TRECHO DO DOCUMENTO ->
Após assalto e perda de todo o cenário e equipamentos da peça “Mães de UTI”, Cia Cerne faz vaquinha para pagar remontagem e seguir com a agenda de apresentações: “Foi bem chocante”, lembrou produtor


Com o drama e a energia para recomeçar, o desafio passou a ser a consequência financeira disso tudo. Para remontar o cenário do espetáculo, Leandro Fazolla contou que parcelou os custos e combinou de pagar depois os fornecedores que prestaram serviço à companhia

“A gente tinha acabado de fazer uma apresentação em Duque de Caxias e estávamos voltando para guardar todo o cenário do espetáculo. No caminho, fomos abordados por um carro que disse que na rua que estávamos entrando estava tendo assalto. Quando demos a ré, vieram três caras armados  e levaram tudo”. Este é o relato de Leandro Fazolla, ator e produtor da Cia Cerne, que, após uma noite de trabalho, foi da euforia dos palcos ao choque da realidade urbana. Em 14 de setembro, o artista testemunhou mais um episódio da violência da Região Metropolitana do Rio de Janeiro ao ter o veículo, os equipamentos e toda a estrutura da peça “Mães de UTI” roubados na volta para casa.

De acordo com o ator e produtor da companhia, o crime ocorreu após uma apresentação no Sesc Duque de Caxias. “Foi bem chocante. O espetáculo era mais ou menos novo, esta havia sido nossa segunda apresentação após uma temporada em agosto. Eles levaram o automóvel, o cenário da peça e pertences pessoais meus e do diretor na companhia que estava comigo”, lembrou Leandro que, após assaltados, ainda se viram em um local desconhecido. “Depois de passar por esse susto, ainda tivemos que contar com o acolhimento de quem mora ou estava passando por lá. Era um local inseguro e não tínhamos como entrar em contato com ninguém e nem dinheiro para sair de lá”, disse.

Espetáculo “Mães de UTI” da Cia Cerne que teve seu cenário assaltado após apresentação (Foto: Stephany Lopez)

INFORMAÇÕES EXIBIDAS ->
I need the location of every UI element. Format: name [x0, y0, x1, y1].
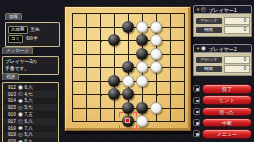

TAREFA PROPOSTA A -> Segundo o texto sobre o assalto à Cia Cerne, em que data o veículo e o cenário da peça foram roubados?
TAREFA PROPOSTA B -> Dê sequência à reportagem sobre o assalto ao cenário da peça “Mães de UTI”, começando logo após a última frase apresentada.
As linhas não são usadas nesta atividade.

RESPOSTA DO EXERCÍCIO A -> Em 14 de setembro.

RESPOSTA DO EXERCÍCIO B ->
Após o susto e uma noite na delegacia testemunhando o aumento nos casos de violência no estado do Rio, Leandro Fazollla teve outra difícil realidade no caminho da companhia. Sem cenário, o espetáculo tinha mais duas apresentações duas semanas depois do assalto e uma agenda de compromissos para honrar. Sem tempo para pensar duas vezes em um momento de crise cultural, a Cia Cerne decidiu remontar a peça “Mães de UTI”. “Quando fizemos o cenário para estrear, levamos mais de um mês e meio pesquisando e contratando fornecedores mais baratos. Depois do assalto, tivemos que fazer tudo em 15 dias para que a gente conseguisse manter a agenda. Foi uma correria e, inclusive, algumas partes do cenário só chegaram um dia antes da apresentação”, lembrou o produtor.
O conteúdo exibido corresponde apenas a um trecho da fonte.